TO BE DONE: Extract each line of the material that follows exactly and omit its pictures.

(Collected data entries)
§
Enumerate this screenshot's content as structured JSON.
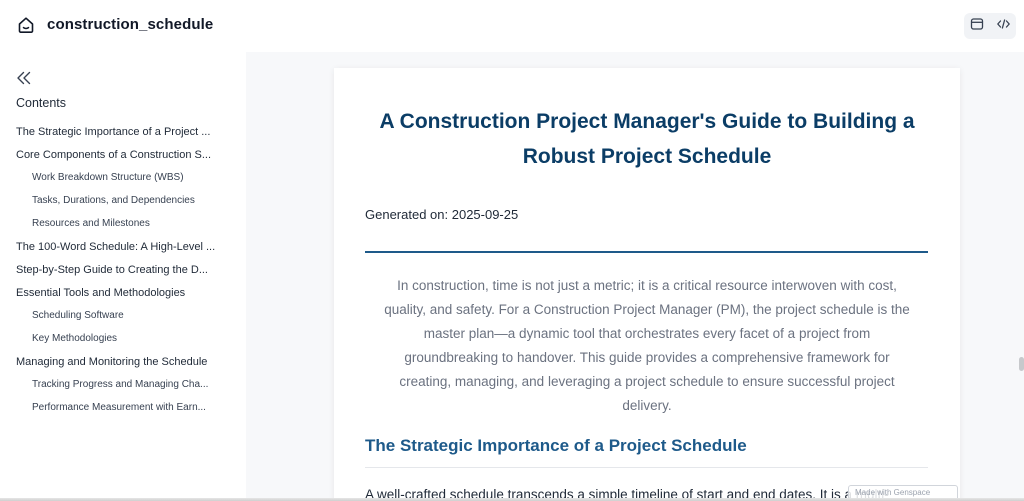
{
  "app": {
    "title": "construction_schedule",
    "home_icon": "home-icon",
    "actions": [
      {
        "name": "preview",
        "icon": "browser-window-icon"
      },
      {
        "name": "code",
        "icon": "code-brackets-icon"
      }
    ]
  },
  "sidebar": {
    "collapse_icon": "double-chevron-left-icon",
    "heading": "Contents",
    "items": [
      {
        "label": "The Strategic Importance of a Project ...",
        "level": 1
      },
      {
        "label": "Core Components of a Construction S...",
        "level": 1
      },
      {
        "label": "Work Breakdown Structure (WBS)",
        "level": 2
      },
      {
        "label": "Tasks, Durations, and Dependencies",
        "level": 2
      },
      {
        "label": "Resources and Milestones",
        "level": 2
      },
      {
        "label": "The 100-Word Schedule: A High-Level ...",
        "level": 1
      },
      {
        "label": "Step-by-Step Guide to Creating the D...",
        "level": 1
      },
      {
        "label": "Essential Tools and Methodologies",
        "level": 1
      },
      {
        "label": "Scheduling Software",
        "level": 2
      },
      {
        "label": "Key Methodologies",
        "level": 2
      },
      {
        "label": "Managing and Monitoring the Schedule",
        "level": 1
      },
      {
        "label": "Tracking Progress and Managing Cha...",
        "level": 2
      },
      {
        "label": "Performance Measurement with Earn...",
        "level": 2
      }
    ]
  },
  "document": {
    "title": "A Construction Project Manager's Guide to Building a Robust Project Schedule",
    "generated": "Generated on: 2025-09-25",
    "intro": "In construction, time is not just a metric; it is a critical resource interwoven with cost, quality, and safety. For a Construction Project Manager (PM), the project schedule is the master plan—a dynamic tool that orchestrates every facet of a project from groundbreaking to handover. This guide provides a comprehensive framework for creating, managing, and leveraging a project schedule to ensure successful project delivery.",
    "section_heading": "The Strategic Importance of a Project Schedule",
    "body_start": "A well-crafted schedule transcends a simple timeline of start and end dates. It is a multi-"
  },
  "overlay": {
    "watermark": "Made with Genspace"
  },
  "colors": {
    "title": "#0b3d66",
    "accent": "#1e5a8a",
    "muted_text": "#6b7280",
    "background": "#f7f8fa"
  }
}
§
TASK ANSWER:
Enumerate this screenshot's content as structured JSON.
{
  "app": {
    "title": "construction_schedule",
    "home_icon": "home-icon",
    "actions": [
      {
        "name": "preview",
        "icon": "browser-window-icon"
      },
      {
        "name": "code",
        "icon": "code-brackets-icon"
      }
    ]
  },
  "sidebar": {
    "collapse_icon": "double-chevron-left-icon",
    "heading": "Contents",
    "items": [
      {
        "label": "The Strategic Importance of a Project ...",
        "level": 1
      },
      {
        "label": "Core Components of a Construction S...",
        "level": 1
      },
      {
        "label": "Work Breakdown Structure (WBS)",
        "level": 2
      },
      {
        "label": "Tasks, Durations, and Dependencies",
        "level": 2
      },
      {
        "label": "Resources and Milestones",
        "level": 2
      },
      {
        "label": "The 100-Word Schedule: A High-Level ...",
        "level": 1
      },
      {
        "label": "Step-by-Step Guide to Creating the D...",
        "level": 1
      },
      {
        "label": "Essential Tools and Methodologies",
        "level": 1
      },
      {
        "label": "Scheduling Software",
        "level": 2
      },
      {
        "label": "Key Methodologies",
        "level": 2
      },
      {
        "label": "Managing and Monitoring the Schedule",
        "level": 1
      },
      {
        "label": "Tracking Progress and Managing Cha...",
        "level": 2
      },
      {
        "label": "Performance Measurement with Earn...",
        "level": 2
      }
    ]
  },
  "document": {
    "title": "A Construction Project Manager's Guide to Building a Robust Project Schedule",
    "generated": "Generated on: 2025-09-25",
    "intro": "In construction, time is not just a metric; it is a critical resource interwoven with cost, quality, and safety. For a Construction Project Manager (PM), the project schedule is the master plan—a dynamic tool that orchestrates every facet of a project from groundbreaking to handover. This guide provides a comprehensive framework for creating, managing, and leveraging a project schedule to ensure successful project delivery.",
    "section_heading": "The Strategic Importance of a Project Schedule",
    "body_start": "A well-crafted schedule transcends a simple timeline of start and end dates. It is a multi-"
  },
  "overlay": {
    "watermark": "Made with Genspace"
  },
  "colors": {
    "title": "#0b3d66",
    "accent": "#1e5a8a",
    "muted_text": "#6b7280",
    "background": "#f7f8fa"
  }
}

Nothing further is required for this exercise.